* Task prompt
Pictures do not belong in the copy; transcribe everything else in the records exactly.

-- Record excerpts start --

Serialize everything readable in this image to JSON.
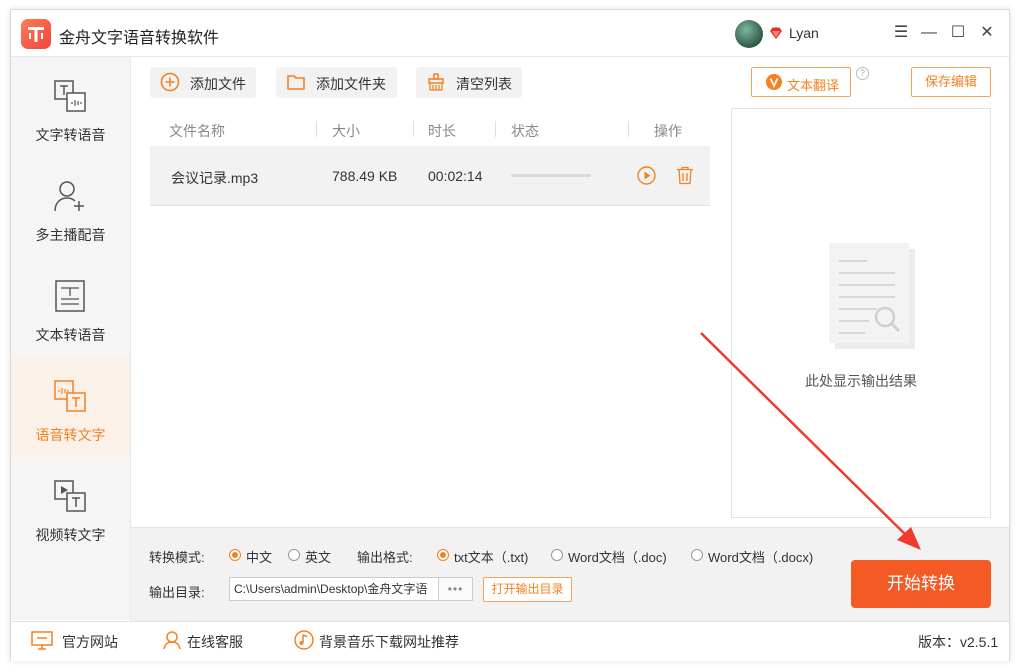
{
  "app": {
    "title": "金舟文字语音转换软件"
  },
  "user": {
    "name": "Lyan"
  },
  "window_controls": {
    "menu": "☰",
    "minimize": "—",
    "maximize": "☐",
    "close": "✕"
  },
  "sidebar": {
    "items": [
      {
        "label": "文字转语音",
        "icon": "text-to-speech-icon"
      },
      {
        "label": "多主播配音",
        "icon": "add-user-icon"
      },
      {
        "label": "文本转语音",
        "icon": "document-text-icon"
      },
      {
        "label": "语音转文字",
        "icon": "speech-to-text-icon",
        "active": true
      },
      {
        "label": "视频转文字",
        "icon": "video-to-text-icon"
      }
    ]
  },
  "toolbar": {
    "add_file": "添加文件",
    "add_folder": "添加文件夹",
    "clear_list": "清空列表",
    "translate": "文本翻译",
    "save_edit": "保存编辑"
  },
  "file_table": {
    "columns": [
      "文件名称",
      "大小",
      "时长",
      "状态",
      "操作"
    ],
    "rows": [
      {
        "name": "会议记录.mp3",
        "size": "788.49 KB",
        "duration": "00:02:14",
        "progress": 0
      }
    ]
  },
  "result_panel": {
    "placeholder": "此处显示输出结果"
  },
  "settings": {
    "mode_label": "转换模式:",
    "mode_options": [
      "中文",
      "英文"
    ],
    "mode_selected": "中文",
    "format_label": "输出格式:",
    "format_options": [
      "txt文本（.txt)",
      "Word文档（.doc)",
      "Word文档（.docx)"
    ],
    "format_selected": "txt文本（.txt)",
    "output_label": "输出目录:",
    "output_path": "C:\\Users\\admin\\Desktop\\金舟文字语",
    "browse": "•••",
    "open_dir": "打开输出目录",
    "start": "开始转换"
  },
  "statusbar": {
    "website": "官方网站",
    "support": "在线客服",
    "music": "背景音乐下载网址推荐",
    "version": "版本：v2.5.1"
  },
  "colors": {
    "accent": "#f58120",
    "start_button": "#f35a24",
    "arrow": "#f03a2e"
  }
}
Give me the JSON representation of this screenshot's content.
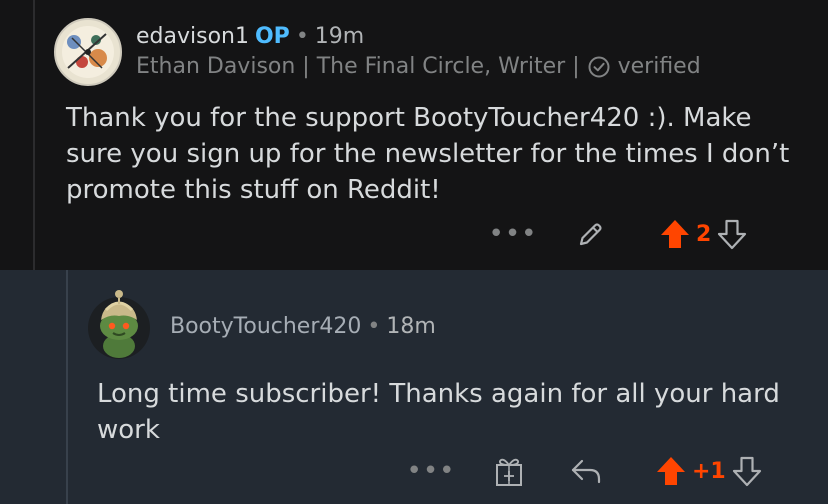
{
  "comment_parent": {
    "username": "edavison1",
    "op_badge": "OP",
    "separator": "•",
    "time": "19m",
    "flair": "Ethan Davison | The Final Circle, Writer |",
    "verified_label": "verified",
    "body": "Thank you for the support BootyToucher420 :). Make sure you sign up for the newsletter for the times I don’t promote this stuff on Reddit!",
    "more_label": "•••",
    "score": "2"
  },
  "comment_reply": {
    "username": "BootyToucher420",
    "separator": "•",
    "time": "18m",
    "body": "Long time subscriber! Thanks again for all your hard work",
    "more_label": "•••",
    "score": "+1"
  },
  "icons": [
    "avatar-art",
    "verified-check-icon",
    "edit-pencil-icon",
    "upvote-arrow-icon",
    "downvote-arrow-icon",
    "award-gift-icon",
    "reply-arrow-icon",
    "snoo-avatar"
  ],
  "colors": {
    "upvote": "#ff4500",
    "op_badge": "#4fbcff",
    "parent_background": "#141415",
    "reply_background": "#232a33"
  }
}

-- Record excerpts end --

* Full response
Serialize everything readable in this image to JSON.
{
  "app": {
    "title": "金舟文字语音转换软件"
  },
  "user": {
    "name": "Lyan"
  },
  "window_controls": {
    "menu": "☰",
    "minimize": "—",
    "maximize": "☐",
    "close": "✕"
  },
  "sidebar": {
    "items": [
      {
        "label": "文字转语音",
        "icon": "text-to-speech-icon"
      },
      {
        "label": "多主播配音",
        "icon": "add-user-icon"
      },
      {
        "label": "文本转语音",
        "icon": "document-text-icon"
      },
      {
        "label": "语音转文字",
        "icon": "speech-to-text-icon",
        "active": true
      },
      {
        "label": "视频转文字",
        "icon": "video-to-text-icon"
      }
    ]
  },
  "toolbar": {
    "add_file": "添加文件",
    "add_folder": "添加文件夹",
    "clear_list": "清空列表",
    "translate": "文本翻译",
    "save_edit": "保存编辑"
  },
  "file_table": {
    "columns": [
      "文件名称",
      "大小",
      "时长",
      "状态",
      "操作"
    ],
    "rows": [
      {
        "name": "会议记录.mp3",
        "size": "788.49 KB",
        "duration": "00:02:14",
        "progress": 0
      }
    ]
  },
  "result_panel": {
    "placeholder": "此处显示输出结果"
  },
  "settings": {
    "mode_label": "转换模式:",
    "mode_options": [
      "中文",
      "英文"
    ],
    "mode_selected": "中文",
    "format_label": "输出格式:",
    "format_options": [
      "txt文本（.txt)",
      "Word文档（.doc)",
      "Word文档（.docx)"
    ],
    "format_selected": "txt文本（.txt)",
    "output_label": "输出目录:",
    "output_path": "C:\\Users\\admin\\Desktop\\金舟文字语",
    "browse": "•••",
    "open_dir": "打开输出目录",
    "start": "开始转换"
  },
  "statusbar": {
    "website": "官方网站",
    "support": "在线客服",
    "music": "背景音乐下载网址推荐",
    "version": "版本：v2.5.1"
  },
  "colors": {
    "accent": "#f58120",
    "start_button": "#f35a24",
    "arrow": "#f03a2e"
  }
}
Give me the JSON representation of this screenshot's content.
{
  "comment_parent": {
    "username": "edavison1",
    "op_badge": "OP",
    "separator": "•",
    "time": "19m",
    "flair": "Ethan Davison | The Final Circle, Writer |",
    "verified_label": "verified",
    "body": "Thank you for the support BootyToucher420 :). Make sure you sign up for the newsletter for the times I don’t promote this stuff on Reddit!",
    "more_label": "•••",
    "score": "2"
  },
  "comment_reply": {
    "username": "BootyToucher420",
    "separator": "•",
    "time": "18m",
    "body": "Long time subscriber! Thanks again for all your hard work",
    "more_label": "•••",
    "score": "+1"
  },
  "icons": [
    "avatar-art",
    "verified-check-icon",
    "edit-pencil-icon",
    "upvote-arrow-icon",
    "downvote-arrow-icon",
    "award-gift-icon",
    "reply-arrow-icon",
    "snoo-avatar"
  ],
  "colors": {
    "upvote": "#ff4500",
    "op_badge": "#4fbcff",
    "parent_background": "#141415",
    "reply_background": "#232a33"
  }
}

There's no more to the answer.